- _LISTED ENTRIES_
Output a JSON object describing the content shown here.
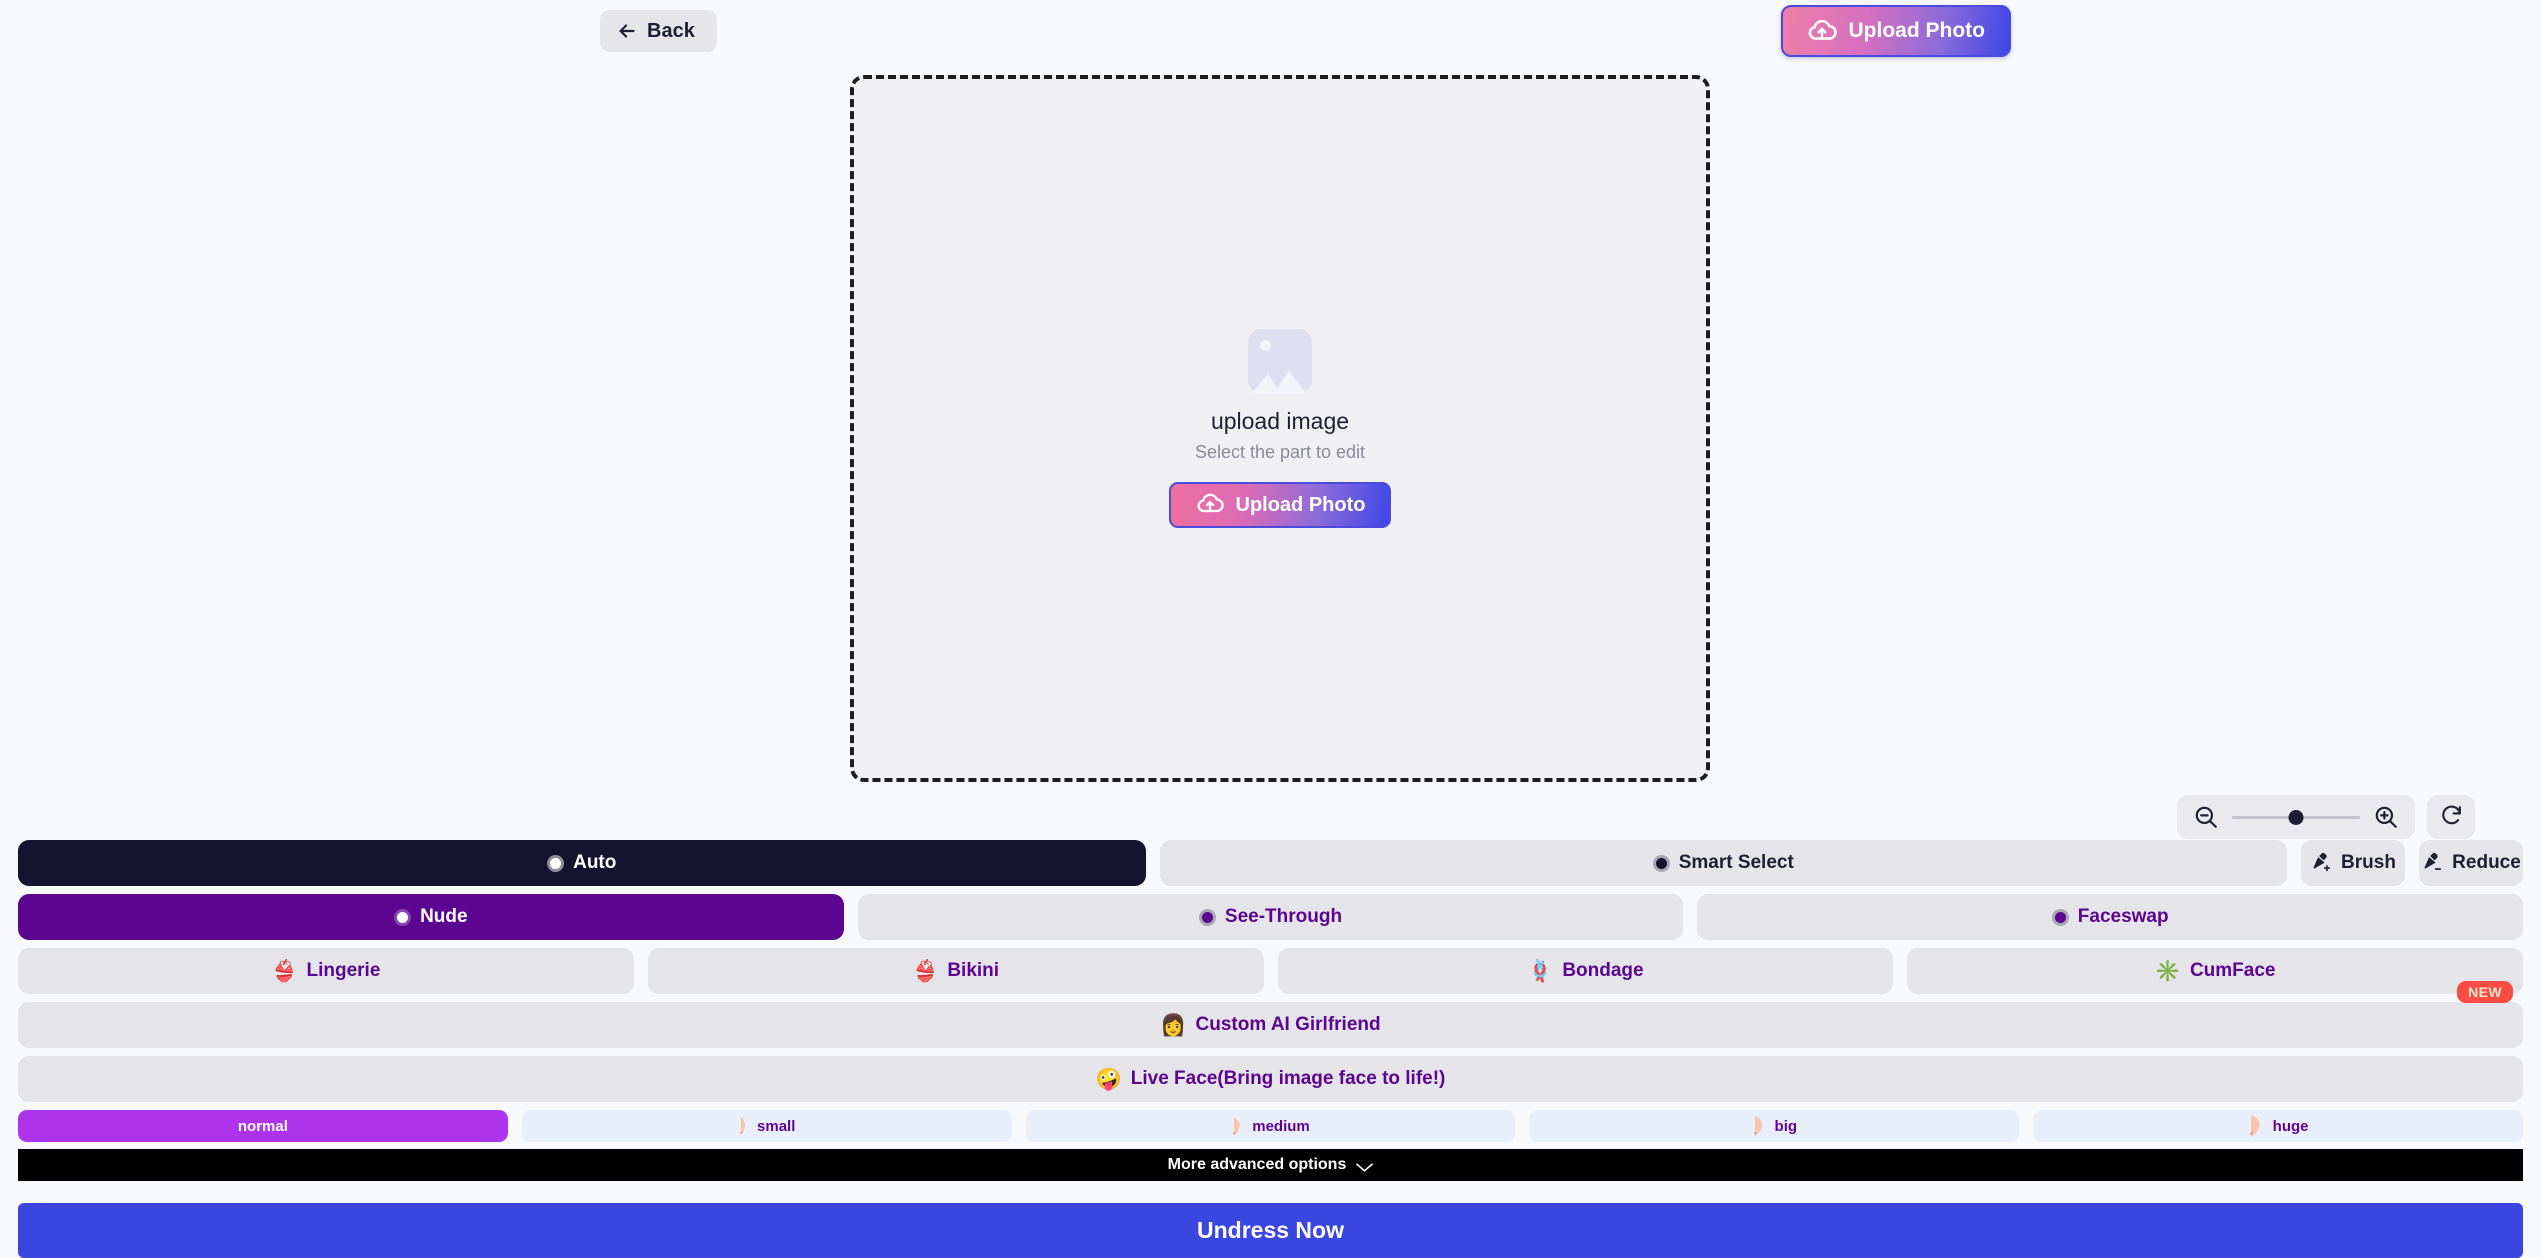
{
  "header": {
    "back_label": "Back",
    "back_icon": "arrow-left-icon",
    "upload_label": "Upload Photo",
    "upload_icon": "cloud-upload-icon",
    "upload_gradient_from": "#ef7fa8",
    "upload_gradient_to": "#3f46e8"
  },
  "dropzone": {
    "placeholder_icon": "image-placeholder-icon",
    "title": "upload image",
    "subtitle": "Select the part to edit",
    "upload_label": "Upload Photo",
    "upload_icon": "cloud-upload-icon"
  },
  "zoom_controls": {
    "zoom_out_icon": "zoom-out-icon",
    "zoom_in_icon": "zoom-in-icon",
    "rotate_icon": "rotate-clockwise-icon",
    "slider_value": "50"
  },
  "selection_modes": [
    {
      "label": "Auto",
      "state": "active",
      "icon": "radio-selected-icon"
    },
    {
      "label": "Smart Select",
      "state": "inactive",
      "icon": "radio-icon"
    }
  ],
  "tools": [
    {
      "label": "Brush",
      "icon": "brush-add-icon"
    },
    {
      "label": "Reduce",
      "icon": "brush-reduce-icon"
    }
  ],
  "modes": [
    {
      "label": "Nude",
      "state": "active",
      "icon": "radio-selected-icon"
    },
    {
      "label": "See-Through",
      "state": "inactive",
      "icon": "radio-icon"
    },
    {
      "label": "Faceswap",
      "state": "inactive",
      "icon": "radio-icon"
    }
  ],
  "outfits": [
    {
      "label": "Lingerie",
      "emoji": "👙",
      "icon": "lingerie-icon"
    },
    {
      "label": "Bikini",
      "emoji": "👙",
      "icon": "bikini-icon"
    },
    {
      "label": "Bondage",
      "emoji": "🪢",
      "icon": "bondage-rope-icon"
    },
    {
      "label": "CumFace",
      "emoji": "✳️",
      "icon": "cumface-splash-icon"
    }
  ],
  "wide_options": [
    {
      "label": "Custom AI Girlfriend",
      "emoji": "👩",
      "icon": "ai-girlfriend-icon",
      "badge": "NEW"
    },
    {
      "label": "Live Face(Bring image face to life!)",
      "emoji": "🤪",
      "icon": "live-face-icon",
      "badge": ""
    }
  ],
  "breast_sizes": [
    {
      "label": "normal",
      "state": "active",
      "icon": "breast-size-icon"
    },
    {
      "label": "small",
      "state": "inactive",
      "icon": "breast-size-icon"
    },
    {
      "label": "medium",
      "state": "inactive",
      "icon": "breast-size-icon"
    },
    {
      "label": "big",
      "state": "inactive",
      "icon": "breast-size-icon"
    },
    {
      "label": "huge",
      "state": "inactive",
      "icon": "breast-size-icon"
    }
  ],
  "advanced": {
    "label": "More advanced options",
    "icon": "chevron-down-icon"
  },
  "submit": {
    "label": "Undress Now",
    "color": "#3b45e0"
  },
  "colors": {
    "accent_purple": "#5c0590",
    "active_magenta": "#ad33ed",
    "dark_navy": "#141430",
    "badge_red": "#fa4b44",
    "page_bg": "#f8f9fc"
  }
}
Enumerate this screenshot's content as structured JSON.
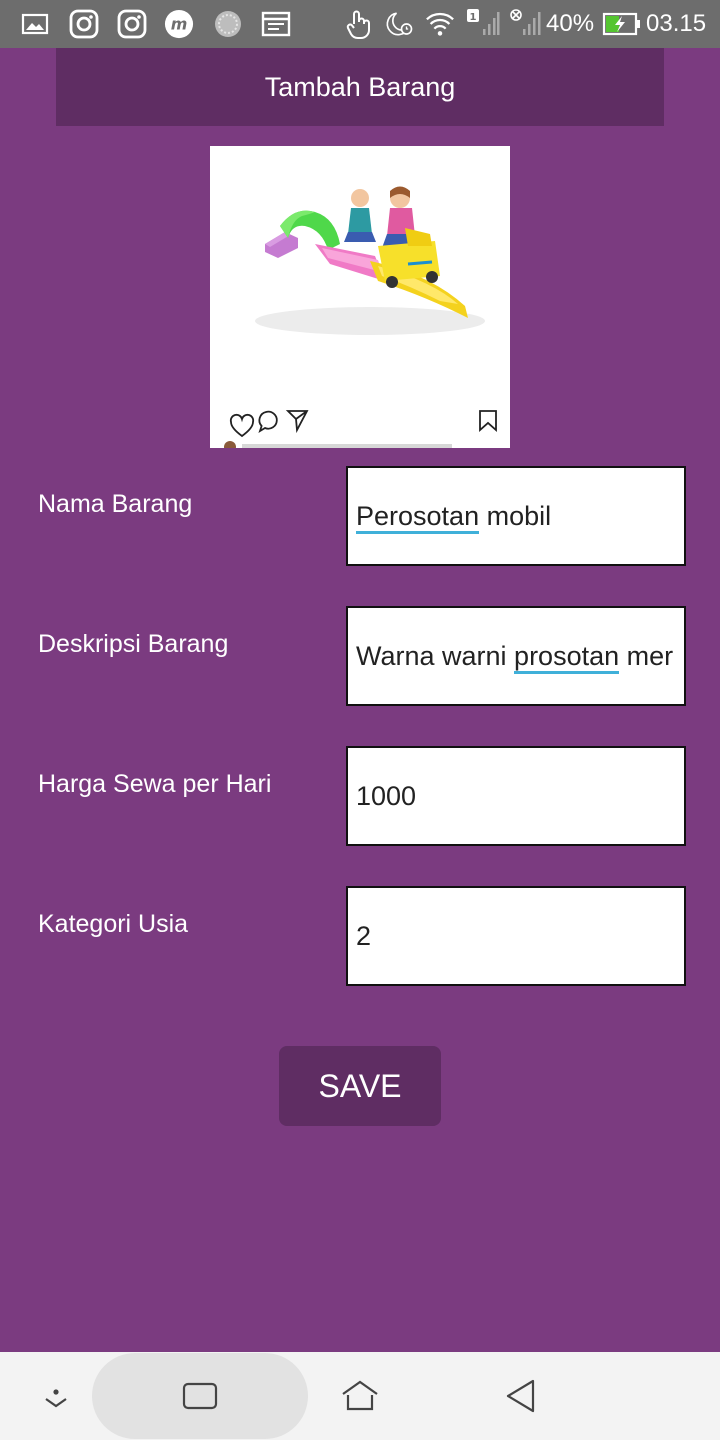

- _DIRECTIVE_
Leave out the pictures and transcribe everything else exactly.

- _THE SOLUTION_
Output a JSON object describing the content shown here.
{
  "header": {
    "back_label": "Back",
    "back_icon": "arrow-left-icon",
    "upload_label": "Upload Photo",
    "upload_icon": "cloud-upload-icon",
    "upload_gradient_from": "#ef7fa8",
    "upload_gradient_to": "#3f46e8"
  },
  "dropzone": {
    "placeholder_icon": "image-placeholder-icon",
    "title": "upload image",
    "subtitle": "Select the part to edit",
    "upload_label": "Upload Photo",
    "upload_icon": "cloud-upload-icon"
  },
  "zoom_controls": {
    "zoom_out_icon": "zoom-out-icon",
    "zoom_in_icon": "zoom-in-icon",
    "rotate_icon": "rotate-clockwise-icon",
    "slider_value": "50"
  },
  "selection_modes": [
    {
      "label": "Auto",
      "state": "active",
      "icon": "radio-selected-icon"
    },
    {
      "label": "Smart Select",
      "state": "inactive",
      "icon": "radio-icon"
    }
  ],
  "tools": [
    {
      "label": "Brush",
      "icon": "brush-add-icon"
    },
    {
      "label": "Reduce",
      "icon": "brush-reduce-icon"
    }
  ],
  "modes": [
    {
      "label": "Nude",
      "state": "active",
      "icon": "radio-selected-icon"
    },
    {
      "label": "See-Through",
      "state": "inactive",
      "icon": "radio-icon"
    },
    {
      "label": "Faceswap",
      "state": "inactive",
      "icon": "radio-icon"
    }
  ],
  "outfits": [
    {
      "label": "Lingerie",
      "emoji": "👙",
      "icon": "lingerie-icon"
    },
    {
      "label": "Bikini",
      "emoji": "👙",
      "icon": "bikini-icon"
    },
    {
      "label": "Bondage",
      "emoji": "🪢",
      "icon": "bondage-rope-icon"
    },
    {
      "label": "CumFace",
      "emoji": "✳️",
      "icon": "cumface-splash-icon"
    }
  ],
  "wide_options": [
    {
      "label": "Custom AI Girlfriend",
      "emoji": "👩",
      "icon": "ai-girlfriend-icon",
      "badge": "NEW"
    },
    {
      "label": "Live Face(Bring image face to life!)",
      "emoji": "🤪",
      "icon": "live-face-icon",
      "badge": ""
    }
  ],
  "breast_sizes": [
    {
      "label": "normal",
      "state": "active",
      "icon": "breast-size-icon"
    },
    {
      "label": "small",
      "state": "inactive",
      "icon": "breast-size-icon"
    },
    {
      "label": "medium",
      "state": "inactive",
      "icon": "breast-size-icon"
    },
    {
      "label": "big",
      "state": "inactive",
      "icon": "breast-size-icon"
    },
    {
      "label": "huge",
      "state": "inactive",
      "icon": "breast-size-icon"
    }
  ],
  "advanced": {
    "label": "More advanced options",
    "icon": "chevron-down-icon"
  },
  "submit": {
    "label": "Undress Now",
    "color": "#3b45e0"
  },
  "colors": {
    "accent_purple": "#5c0590",
    "active_magenta": "#ad33ed",
    "dark_navy": "#141430",
    "badge_red": "#fa4b44",
    "page_bg": "#f8f9fc"
  }
}
Enumerate this screenshot's content as structured JSON.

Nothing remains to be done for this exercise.